Exclude the pictures, then repeat the remaining data exactly.

[BEGIN Records]

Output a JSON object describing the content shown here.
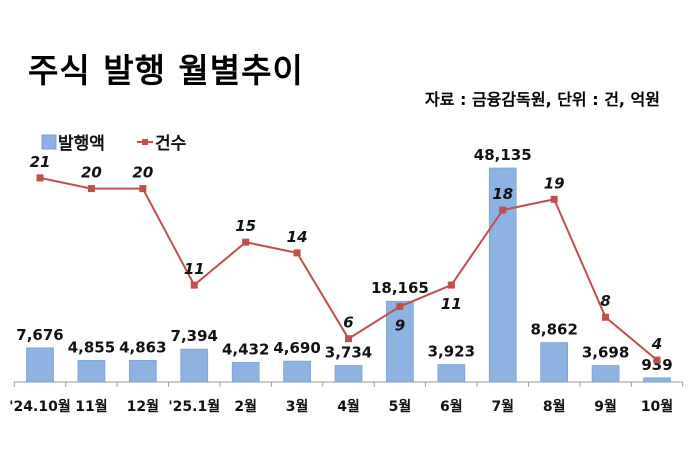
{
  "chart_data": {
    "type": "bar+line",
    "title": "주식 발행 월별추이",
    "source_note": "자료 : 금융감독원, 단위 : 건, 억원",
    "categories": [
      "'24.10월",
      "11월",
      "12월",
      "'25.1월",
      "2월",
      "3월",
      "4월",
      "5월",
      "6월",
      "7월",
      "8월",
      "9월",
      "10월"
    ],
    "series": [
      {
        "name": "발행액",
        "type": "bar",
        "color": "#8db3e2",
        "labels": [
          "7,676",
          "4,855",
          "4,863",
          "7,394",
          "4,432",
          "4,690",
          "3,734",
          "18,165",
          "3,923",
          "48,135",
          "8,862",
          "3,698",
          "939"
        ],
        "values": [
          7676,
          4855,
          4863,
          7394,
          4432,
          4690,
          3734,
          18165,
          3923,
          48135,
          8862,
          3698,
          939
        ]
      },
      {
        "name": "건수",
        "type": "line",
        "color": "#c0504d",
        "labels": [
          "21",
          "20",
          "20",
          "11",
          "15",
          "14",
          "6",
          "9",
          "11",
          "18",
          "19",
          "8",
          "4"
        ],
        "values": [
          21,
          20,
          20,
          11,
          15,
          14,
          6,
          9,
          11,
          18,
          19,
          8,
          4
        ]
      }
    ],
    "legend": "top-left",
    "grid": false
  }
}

[END Records]

▸ **Result of this exercise**
Output a JSON object describing the content shown here.
{
  "chart_data": {
    "type": "bar+line",
    "title": "주식 발행 월별추이",
    "source_note": "자료 : 금융감독원, 단위 : 건, 억원",
    "categories": [
      "'24.10월",
      "11월",
      "12월",
      "'25.1월",
      "2월",
      "3월",
      "4월",
      "5월",
      "6월",
      "7월",
      "8월",
      "9월",
      "10월"
    ],
    "series": [
      {
        "name": "발행액",
        "type": "bar",
        "color": "#8db3e2",
        "labels": [
          "7,676",
          "4,855",
          "4,863",
          "7,394",
          "4,432",
          "4,690",
          "3,734",
          "18,165",
          "3,923",
          "48,135",
          "8,862",
          "3,698",
          "939"
        ],
        "values": [
          7676,
          4855,
          4863,
          7394,
          4432,
          4690,
          3734,
          18165,
          3923,
          48135,
          8862,
          3698,
          939
        ]
      },
      {
        "name": "건수",
        "type": "line",
        "color": "#c0504d",
        "labels": [
          "21",
          "20",
          "20",
          "11",
          "15",
          "14",
          "6",
          "9",
          "11",
          "18",
          "19",
          "8",
          "4"
        ],
        "values": [
          21,
          20,
          20,
          11,
          15,
          14,
          6,
          9,
          11,
          18,
          19,
          8,
          4
        ]
      }
    ],
    "legend": "top-left",
    "grid": false
  }
}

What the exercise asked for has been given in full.